What is expected — The records that follow need to be output exactly as they are.

╭─ Provided material

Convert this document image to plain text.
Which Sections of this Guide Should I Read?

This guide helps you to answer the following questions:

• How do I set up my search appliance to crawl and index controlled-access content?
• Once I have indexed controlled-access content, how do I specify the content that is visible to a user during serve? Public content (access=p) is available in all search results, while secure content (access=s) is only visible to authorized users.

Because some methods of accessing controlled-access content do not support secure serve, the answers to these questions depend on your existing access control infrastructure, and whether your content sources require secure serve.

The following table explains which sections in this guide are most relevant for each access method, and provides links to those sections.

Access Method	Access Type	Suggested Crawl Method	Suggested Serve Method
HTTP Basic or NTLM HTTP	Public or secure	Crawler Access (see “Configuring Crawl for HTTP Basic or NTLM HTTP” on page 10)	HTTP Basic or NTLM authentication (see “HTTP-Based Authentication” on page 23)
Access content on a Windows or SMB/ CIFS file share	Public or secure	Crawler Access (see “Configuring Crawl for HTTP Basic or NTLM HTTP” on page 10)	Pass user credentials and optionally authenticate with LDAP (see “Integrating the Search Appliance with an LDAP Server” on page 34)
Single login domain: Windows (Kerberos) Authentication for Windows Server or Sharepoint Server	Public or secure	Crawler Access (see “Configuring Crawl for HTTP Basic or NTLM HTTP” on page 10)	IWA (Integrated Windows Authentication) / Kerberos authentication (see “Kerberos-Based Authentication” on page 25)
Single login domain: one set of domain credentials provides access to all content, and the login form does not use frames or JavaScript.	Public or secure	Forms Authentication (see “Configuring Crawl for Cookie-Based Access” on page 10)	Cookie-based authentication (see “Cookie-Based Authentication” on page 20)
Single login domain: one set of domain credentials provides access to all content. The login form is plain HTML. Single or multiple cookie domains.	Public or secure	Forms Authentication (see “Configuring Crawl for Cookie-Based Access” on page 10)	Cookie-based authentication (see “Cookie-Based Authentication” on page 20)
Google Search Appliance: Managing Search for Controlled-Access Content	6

╰─

Solution to this problem —
Convert this document image to plain text.
Which Sections of this Guide Should I Read?

This guide helps you to answer the following questions:

• How do I set up my search appliance to crawl and index controlled-access content?
• Once I have indexed controlled-access content, how do I specify the content that is visible to a user during serve? Public content (access=p) is available in all search results, while secure content (access=s) is only visible to authorized users.

Because some methods of accessing controlled-access content do not support secure serve, the answers to these questions depend on your existing access control infrastructure, and whether your content sources require secure serve.

The following table explains which sections in this guide are most relevant for each access method, and provides links to those sections.

Access Method	Access Type	Suggested Crawl Method	Suggested Serve Method
HTTP Basic or NTLM HTTP	Public or secure	Crawler Access (see “Configuring Crawl for HTTP Basic or NTLM HTTP” on page 10)	HTTP Basic or NTLM authentication (see “HTTP-Based Authentication” on page 23)
Access content on a Windows or SMB/ CIFS file share	Public or secure	Crawler Access (see “Configuring Crawl for HTTP Basic or NTLM HTTP” on page 10)	Pass user credentials and optionally authenticate with LDAP (see “Integrating the Search Appliance with an LDAP Server” on page 34)
Single login domain: Windows (Kerberos) Authentication for Windows Server or Sharepoint Server	Public or secure	Crawler Access (see “Configuring Crawl for HTTP Basic or NTLM HTTP” on page 10)	IWA (Integrated Windows Authentication) / Kerberos authentication (see “Kerberos-Based Authentication” on page 25)
Single login domain: one set of domain credentials provides access to all content, and the login form does not use frames or JavaScript.	Public or secure	Forms Authentication (see “Configuring Crawl for Cookie-Based Access” on page 10)	Cookie-based authentication (see “Cookie-Based Authentication” on page 20)
Single login domain: one set of domain credentials provides access to all content. The login form is plain HTML. Single or multiple cookie domains.	Public or secure	Forms Authentication (see “Configuring Crawl for Cookie-Based Access” on page 10)	Cookie-based authentication (see “Cookie-Based Authentication” on page 20)
Google Search Appliance: Managing Search for Controlled-Access Content	6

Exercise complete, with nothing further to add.